Although those attacks had significant peaks in 2008 and 2015, they remain an ongoing phenomenon in the townships and informal settlements around the country as poorer South Africans scapegoat other Africans for every conceivable socio-economic ill: unemployment, the lack of housing, access to services, HIV/AIDS, and crime.
For African states, however, the murder, dispossession and forced removal of thousands of their nationals in South Africa offers the starkest possible contrast with the support, sanctuary and solidarity they extended to South Africans – not least both senior and rank and file members of the ANC itself – over the four decades of the anti-apartheid struggle.
This has had a destructive impact upon South Africa's standing on the continent confirming the view of many in Africa that South Africa remains a state with a chronically under-developed African identity. In fact, the accusation levelled at the new South Africa in the wake of these attacks is almost identical to that once made against the apartheid regime, namely, that it is a state geographically in
but not truly of
Africa. That such a comparison can even be contemplated is a serious blow to an ANC government whose self-image is that of a state acutely conscious of its obligations and responsibilities to Africa. The new South Africa and regional economic imbalances
The expansion of South African economic engagement in Africa has, alongside the enormous growth in trade with China, been one of the principal features of its foreign economic relations since 1994, even if there remains considerable scope for further expansion beyond the SADC zone. Yet this expansion has hardly been welcomed with acclaim in Africa.

• **Collected data**:

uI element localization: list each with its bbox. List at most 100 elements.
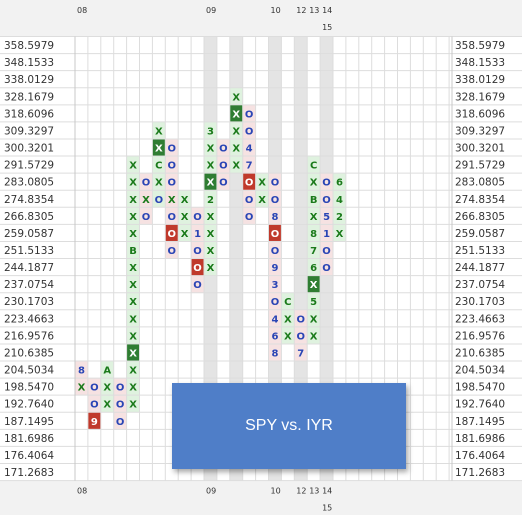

• **To do**:
#1 According to the South Africa text, in which years did the attacks reach significant peaks?
#2 From the South Africa text, return the passage starting at "Although those attacks" and ending at "the anti-apartheid struggle.".
#3 For each statement, answer yes or no on whether it agrees with the South Africa text, and quote the words that decide it. (a) The ANC government sees itself as a state acutely conscious of its obligations to Africa. (b) African states supported South Africans over two decades of the anti-apartheid struggle. (c) South Africa's economic expansion in Africa has been widely welcomed there.
The listing is separate from the South Africa text.

• **Outputs by task**:
#1 2008 and 2015.

#2
Although those attacks had significant peaks in 2008 and 2015, they remain an ongoing phenomenon in the townships and informal settlements around the country as poorer South Africans scapegoat other Africans for every conceivable socio-economic ill: unemployment, the lack of housing, access to services, HIV/AIDS, and crime.
For African states, however, the murder, dispossession and forced removal of thousands of their nationals in South Africa offers the starkest possible contrast with the support, sanctuary and solidarity they extended to South Africans – not least both senior and rank and file members of the ANC itself – over the four decades of the anti-apartheid struggle.

#3
(a) Yes: "whose self-image is that of a state acutely conscious of its obligations and responsibilities to Africa"
(b) No: "over the four decades of the anti-apartheid struggle"
(c) No: "Yet this expansion has hardly been welcomed with acclaim in Africa."